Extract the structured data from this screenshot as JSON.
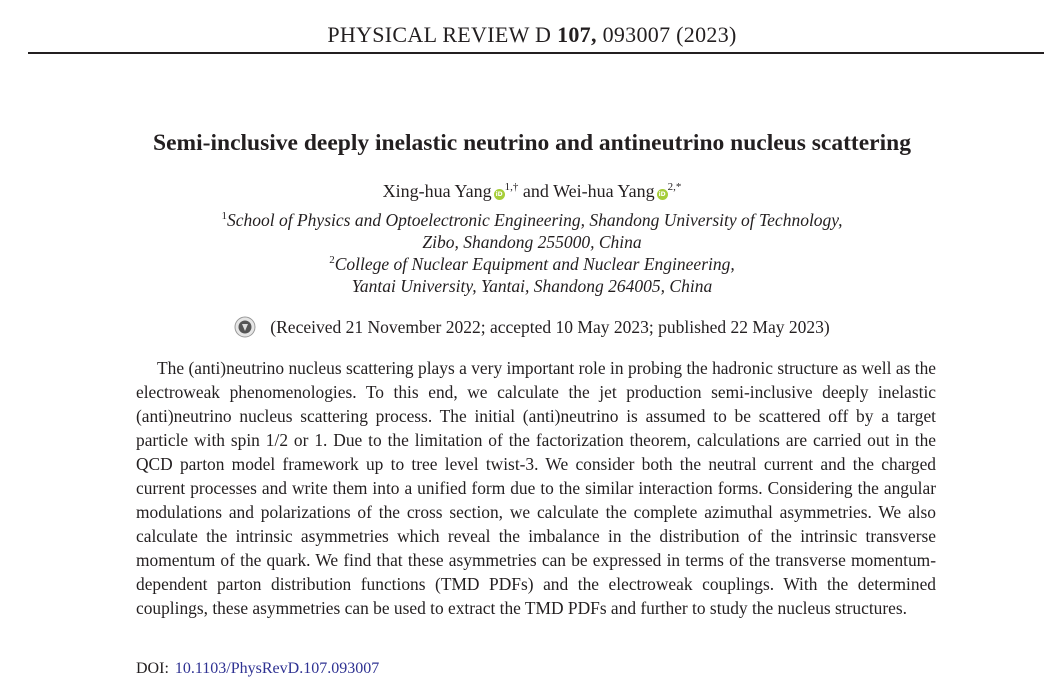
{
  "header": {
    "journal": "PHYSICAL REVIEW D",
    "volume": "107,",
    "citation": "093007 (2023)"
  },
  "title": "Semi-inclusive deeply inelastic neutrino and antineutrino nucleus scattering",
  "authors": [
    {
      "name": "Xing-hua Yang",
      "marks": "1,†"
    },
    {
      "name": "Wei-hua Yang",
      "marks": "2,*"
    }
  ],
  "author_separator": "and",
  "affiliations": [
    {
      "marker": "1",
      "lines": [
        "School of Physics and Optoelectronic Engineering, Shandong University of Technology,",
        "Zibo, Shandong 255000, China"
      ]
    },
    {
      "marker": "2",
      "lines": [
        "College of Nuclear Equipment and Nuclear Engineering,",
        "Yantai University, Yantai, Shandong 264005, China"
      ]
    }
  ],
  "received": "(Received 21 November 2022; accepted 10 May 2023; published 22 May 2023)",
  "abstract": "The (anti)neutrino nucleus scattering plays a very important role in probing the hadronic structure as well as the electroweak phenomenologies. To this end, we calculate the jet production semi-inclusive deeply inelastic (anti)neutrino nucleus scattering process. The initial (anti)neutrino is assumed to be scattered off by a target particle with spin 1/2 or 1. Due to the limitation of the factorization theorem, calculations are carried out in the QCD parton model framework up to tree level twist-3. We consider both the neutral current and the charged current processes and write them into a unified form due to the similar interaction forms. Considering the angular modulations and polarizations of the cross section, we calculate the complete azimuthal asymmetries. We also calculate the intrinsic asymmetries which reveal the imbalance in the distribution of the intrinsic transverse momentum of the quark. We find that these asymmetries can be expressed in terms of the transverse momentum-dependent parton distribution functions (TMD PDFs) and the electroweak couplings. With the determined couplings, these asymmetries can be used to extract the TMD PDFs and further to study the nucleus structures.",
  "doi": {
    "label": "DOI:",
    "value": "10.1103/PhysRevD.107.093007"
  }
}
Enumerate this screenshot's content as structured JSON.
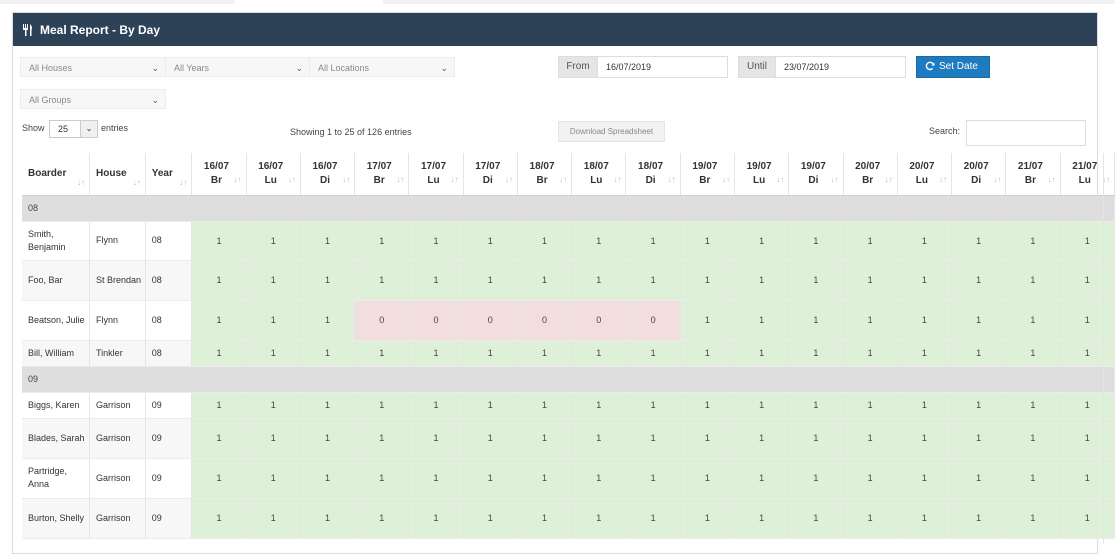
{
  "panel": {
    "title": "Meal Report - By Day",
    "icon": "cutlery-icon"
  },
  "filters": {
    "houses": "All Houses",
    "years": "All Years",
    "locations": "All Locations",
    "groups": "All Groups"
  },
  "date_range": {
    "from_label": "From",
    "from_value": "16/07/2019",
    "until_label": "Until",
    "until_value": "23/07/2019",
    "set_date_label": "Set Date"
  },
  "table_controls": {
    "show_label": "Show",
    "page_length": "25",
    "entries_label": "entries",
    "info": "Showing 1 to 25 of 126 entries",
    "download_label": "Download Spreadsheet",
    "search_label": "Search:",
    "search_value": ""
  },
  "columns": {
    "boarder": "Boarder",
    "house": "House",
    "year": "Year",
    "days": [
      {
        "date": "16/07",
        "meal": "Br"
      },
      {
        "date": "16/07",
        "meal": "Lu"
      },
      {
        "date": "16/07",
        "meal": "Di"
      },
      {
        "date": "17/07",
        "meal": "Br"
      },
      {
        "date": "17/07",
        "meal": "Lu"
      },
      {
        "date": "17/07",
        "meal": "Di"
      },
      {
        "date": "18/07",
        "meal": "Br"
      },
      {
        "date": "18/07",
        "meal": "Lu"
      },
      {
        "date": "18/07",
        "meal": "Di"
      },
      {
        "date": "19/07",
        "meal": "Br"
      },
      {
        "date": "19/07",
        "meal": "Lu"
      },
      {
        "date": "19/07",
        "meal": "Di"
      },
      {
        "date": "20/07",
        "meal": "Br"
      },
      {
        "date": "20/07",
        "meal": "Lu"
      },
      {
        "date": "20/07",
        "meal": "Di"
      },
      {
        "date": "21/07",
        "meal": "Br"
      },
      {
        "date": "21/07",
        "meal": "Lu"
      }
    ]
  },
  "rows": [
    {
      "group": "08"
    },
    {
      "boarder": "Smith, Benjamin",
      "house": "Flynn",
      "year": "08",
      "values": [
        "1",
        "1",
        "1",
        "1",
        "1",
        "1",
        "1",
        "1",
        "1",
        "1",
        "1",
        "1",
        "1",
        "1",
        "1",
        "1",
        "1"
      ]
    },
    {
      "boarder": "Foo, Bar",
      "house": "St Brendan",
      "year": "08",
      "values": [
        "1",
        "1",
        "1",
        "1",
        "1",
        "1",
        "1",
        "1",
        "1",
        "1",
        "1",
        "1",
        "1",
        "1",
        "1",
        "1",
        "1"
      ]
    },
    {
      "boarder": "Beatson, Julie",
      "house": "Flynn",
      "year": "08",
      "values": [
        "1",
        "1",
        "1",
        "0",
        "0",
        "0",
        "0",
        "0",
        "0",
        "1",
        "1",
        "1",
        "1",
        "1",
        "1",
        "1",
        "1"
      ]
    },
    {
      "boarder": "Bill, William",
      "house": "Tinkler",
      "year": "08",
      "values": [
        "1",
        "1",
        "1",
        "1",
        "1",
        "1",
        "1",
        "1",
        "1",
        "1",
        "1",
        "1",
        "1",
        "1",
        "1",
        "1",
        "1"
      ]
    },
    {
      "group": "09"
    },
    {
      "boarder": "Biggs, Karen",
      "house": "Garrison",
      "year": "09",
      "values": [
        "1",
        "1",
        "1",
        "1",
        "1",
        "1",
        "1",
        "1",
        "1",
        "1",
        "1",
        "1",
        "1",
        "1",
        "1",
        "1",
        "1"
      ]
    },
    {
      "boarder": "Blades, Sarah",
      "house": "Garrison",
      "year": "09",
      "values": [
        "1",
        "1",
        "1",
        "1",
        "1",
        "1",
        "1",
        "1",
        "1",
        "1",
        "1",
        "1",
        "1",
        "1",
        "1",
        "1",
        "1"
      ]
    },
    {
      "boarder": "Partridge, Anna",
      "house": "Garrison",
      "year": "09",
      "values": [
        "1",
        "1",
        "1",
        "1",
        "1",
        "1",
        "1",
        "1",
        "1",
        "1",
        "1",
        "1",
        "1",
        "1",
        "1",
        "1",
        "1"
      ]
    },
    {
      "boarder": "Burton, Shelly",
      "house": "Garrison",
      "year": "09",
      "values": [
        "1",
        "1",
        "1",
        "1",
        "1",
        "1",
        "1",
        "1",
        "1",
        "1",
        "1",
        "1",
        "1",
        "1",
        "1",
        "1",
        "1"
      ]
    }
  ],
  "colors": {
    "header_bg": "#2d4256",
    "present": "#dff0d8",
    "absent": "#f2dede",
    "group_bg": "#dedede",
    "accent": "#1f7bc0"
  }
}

- **Job**: Output the data exactly. Pictures don't belong in the result.

- **Answer in full**:
Extract the structured data from this screenshot as JSON.
{
  "header": {
    "journal": "PHYSICAL REVIEW D",
    "volume": "107,",
    "citation": "093007 (2023)"
  },
  "title": "Semi-inclusive deeply inelastic neutrino and antineutrino nucleus scattering",
  "authors": [
    {
      "name": "Xing-hua Yang",
      "marks": "1,†"
    },
    {
      "name": "Wei-hua Yang",
      "marks": "2,*"
    }
  ],
  "author_separator": "and",
  "affiliations": [
    {
      "marker": "1",
      "lines": [
        "School of Physics and Optoelectronic Engineering, Shandong University of Technology,",
        "Zibo, Shandong 255000, China"
      ]
    },
    {
      "marker": "2",
      "lines": [
        "College of Nuclear Equipment and Nuclear Engineering,",
        "Yantai University, Yantai, Shandong 264005, China"
      ]
    }
  ],
  "received": "(Received 21 November 2022; accepted 10 May 2023; published 22 May 2023)",
  "abstract": "The (anti)neutrino nucleus scattering plays a very important role in probing the hadronic structure as well as the electroweak phenomenologies. To this end, we calculate the jet production semi-inclusive deeply inelastic (anti)neutrino nucleus scattering process. The initial (anti)neutrino is assumed to be scattered off by a target particle with spin 1/2 or 1. Due to the limitation of the factorization theorem, calculations are carried out in the QCD parton model framework up to tree level twist-3. We consider both the neutral current and the charged current processes and write them into a unified form due to the similar interaction forms. Considering the angular modulations and polarizations of the cross section, we calculate the complete azimuthal asymmetries. We also calculate the intrinsic asymmetries which reveal the imbalance in the distribution of the intrinsic transverse momentum of the quark. We find that these asymmetries can be expressed in terms of the transverse momentum-dependent parton distribution functions (TMD PDFs) and the electroweak couplings. With the determined couplings, these asymmetries can be used to extract the TMD PDFs and further to study the nucleus structures.",
  "doi": {
    "label": "DOI:",
    "value": "10.1103/PhysRevD.107.093007"
  }
}
Enumerate this screenshot's content as structured JSON.
{
  "panel": {
    "title": "Meal Report - By Day",
    "icon": "cutlery-icon"
  },
  "filters": {
    "houses": "All Houses",
    "years": "All Years",
    "locations": "All Locations",
    "groups": "All Groups"
  },
  "date_range": {
    "from_label": "From",
    "from_value": "16/07/2019",
    "until_label": "Until",
    "until_value": "23/07/2019",
    "set_date_label": "Set Date"
  },
  "table_controls": {
    "show_label": "Show",
    "page_length": "25",
    "entries_label": "entries",
    "info": "Showing 1 to 25 of 126 entries",
    "download_label": "Download Spreadsheet",
    "search_label": "Search:",
    "search_value": ""
  },
  "columns": {
    "boarder": "Boarder",
    "house": "House",
    "year": "Year",
    "days": [
      {
        "date": "16/07",
        "meal": "Br"
      },
      {
        "date": "16/07",
        "meal": "Lu"
      },
      {
        "date": "16/07",
        "meal": "Di"
      },
      {
        "date": "17/07",
        "meal": "Br"
      },
      {
        "date": "17/07",
        "meal": "Lu"
      },
      {
        "date": "17/07",
        "meal": "Di"
      },
      {
        "date": "18/07",
        "meal": "Br"
      },
      {
        "date": "18/07",
        "meal": "Lu"
      },
      {
        "date": "18/07",
        "meal": "Di"
      },
      {
        "date": "19/07",
        "meal": "Br"
      },
      {
        "date": "19/07",
        "meal": "Lu"
      },
      {
        "date": "19/07",
        "meal": "Di"
      },
      {
        "date": "20/07",
        "meal": "Br"
      },
      {
        "date": "20/07",
        "meal": "Lu"
      },
      {
        "date": "20/07",
        "meal": "Di"
      },
      {
        "date": "21/07",
        "meal": "Br"
      },
      {
        "date": "21/07",
        "meal": "Lu"
      }
    ]
  },
  "rows": [
    {
      "group": "08"
    },
    {
      "boarder": "Smith, Benjamin",
      "house": "Flynn",
      "year": "08",
      "values": [
        "1",
        "1",
        "1",
        "1",
        "1",
        "1",
        "1",
        "1",
        "1",
        "1",
        "1",
        "1",
        "1",
        "1",
        "1",
        "1",
        "1"
      ]
    },
    {
      "boarder": "Foo, Bar",
      "house": "St Brendan",
      "year": "08",
      "values": [
        "1",
        "1",
        "1",
        "1",
        "1",
        "1",
        "1",
        "1",
        "1",
        "1",
        "1",
        "1",
        "1",
        "1",
        "1",
        "1",
        "1"
      ]
    },
    {
      "boarder": "Beatson, Julie",
      "house": "Flynn",
      "year": "08",
      "values": [
        "1",
        "1",
        "1",
        "0",
        "0",
        "0",
        "0",
        "0",
        "0",
        "1",
        "1",
        "1",
        "1",
        "1",
        "1",
        "1",
        "1"
      ]
    },
    {
      "boarder": "Bill, William",
      "house": "Tinkler",
      "year": "08",
      "values": [
        "1",
        "1",
        "1",
        "1",
        "1",
        "1",
        "1",
        "1",
        "1",
        "1",
        "1",
        "1",
        "1",
        "1",
        "1",
        "1",
        "1"
      ]
    },
    {
      "group": "09"
    },
    {
      "boarder": "Biggs, Karen",
      "house": "Garrison",
      "year": "09",
      "values": [
        "1",
        "1",
        "1",
        "1",
        "1",
        "1",
        "1",
        "1",
        "1",
        "1",
        "1",
        "1",
        "1",
        "1",
        "1",
        "1",
        "1"
      ]
    },
    {
      "boarder": "Blades, Sarah",
      "house": "Garrison",
      "year": "09",
      "values": [
        "1",
        "1",
        "1",
        "1",
        "1",
        "1",
        "1",
        "1",
        "1",
        "1",
        "1",
        "1",
        "1",
        "1",
        "1",
        "1",
        "1"
      ]
    },
    {
      "boarder": "Partridge, Anna",
      "house": "Garrison",
      "year": "09",
      "values": [
        "1",
        "1",
        "1",
        "1",
        "1",
        "1",
        "1",
        "1",
        "1",
        "1",
        "1",
        "1",
        "1",
        "1",
        "1",
        "1",
        "1"
      ]
    },
    {
      "boarder": "Burton, Shelly",
      "house": "Garrison",
      "year": "09",
      "values": [
        "1",
        "1",
        "1",
        "1",
        "1",
        "1",
        "1",
        "1",
        "1",
        "1",
        "1",
        "1",
        "1",
        "1",
        "1",
        "1",
        "1"
      ]
    }
  ],
  "colors": {
    "header_bg": "#2d4256",
    "present": "#dff0d8",
    "absent": "#f2dede",
    "group_bg": "#dedede",
    "accent": "#1f7bc0"
  }
}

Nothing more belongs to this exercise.